■ What is required: Identify the lines that contain the word "text" and copy each one.

■ Exercise input:
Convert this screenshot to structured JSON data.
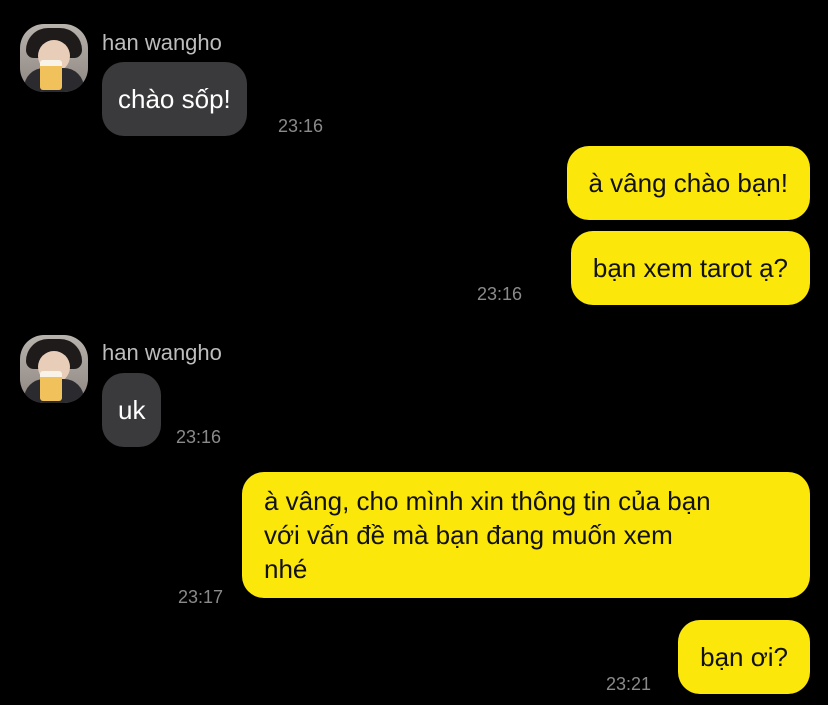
{
  "messages": [
    {
      "sender": "han wangho",
      "side": "in",
      "text": "chào sốp!",
      "time": "23:16"
    },
    {
      "side": "out",
      "text": "à vâng chào bạn!"
    },
    {
      "side": "out",
      "text": "bạn xem tarot ạ?",
      "time": "23:16"
    },
    {
      "sender": "han wangho",
      "side": "in",
      "text": "uk",
      "time": "23:16"
    },
    {
      "side": "out",
      "lines": [
        "à vâng, cho mình xin thông tin của bạn",
        "với vấn đề mà bạn đang muốn xem",
        "nhé"
      ],
      "time": "23:17"
    },
    {
      "side": "out",
      "text": "bạn ơi?",
      "time": "23:21"
    }
  ],
  "colors": {
    "background": "#000000",
    "incoming_bubble": "#3a3a3c",
    "outgoing_bubble": "#fbe70a"
  }
}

■ Complete output:
      "text": "chào sốp!",
      "text": "à vâng chào bạn!"
      "text": "bạn xem tarot ạ?",
      "text": "uk",
      "text": "bạn ơi?",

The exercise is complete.